## Do this
Type out the complete listing below word for word, without its pictures.

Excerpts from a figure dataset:

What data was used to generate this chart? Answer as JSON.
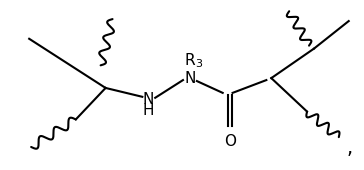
{
  "background_color": "#ffffff",
  "fig_width": 3.64,
  "fig_height": 1.7,
  "dpi": 100,
  "nh_n_label": "N",
  "nh_h_label": "H",
  "n_label": "N",
  "r3_r_label": "R",
  "r3_3_label": "3",
  "o_label": "O",
  "comma": ",",
  "line_color": "#000000",
  "font_size": 11,
  "lw": 1.5
}
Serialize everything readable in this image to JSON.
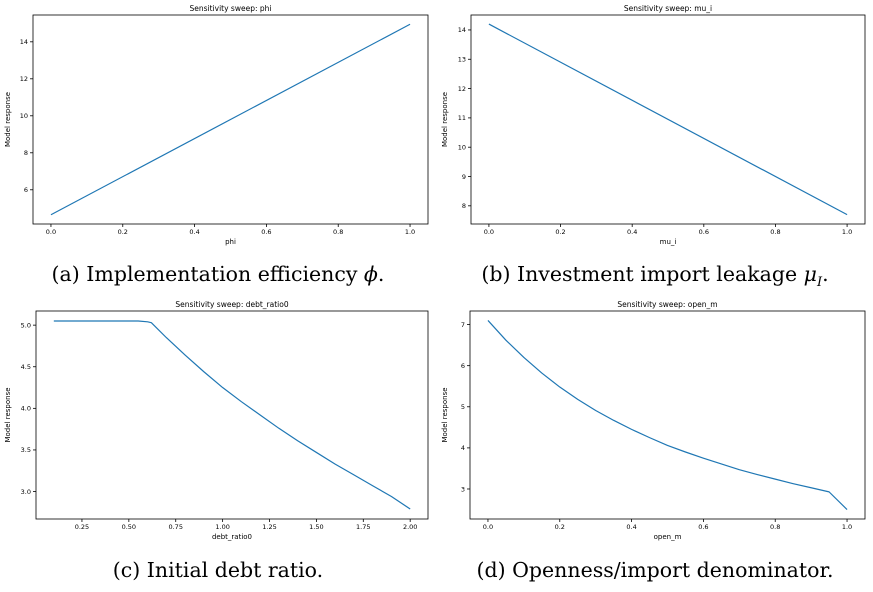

## Completed exercise
What data was used to generate this chart? Answer as JSON.
{
  "background_color": "#ffffff",
  "fig_width": 3.64,
  "fig_height": 1.7,
  "dpi": 100,
  "nh_n_label": "N",
  "nh_h_label": "H",
  "n_label": "N",
  "r3_r_label": "R",
  "r3_3_label": "3",
  "o_label": "O",
  "comma": ",",
  "line_color": "#000000",
  "font_size": 11,
  "lw": 1.5
}
Serialize everything readable in this image to JSON.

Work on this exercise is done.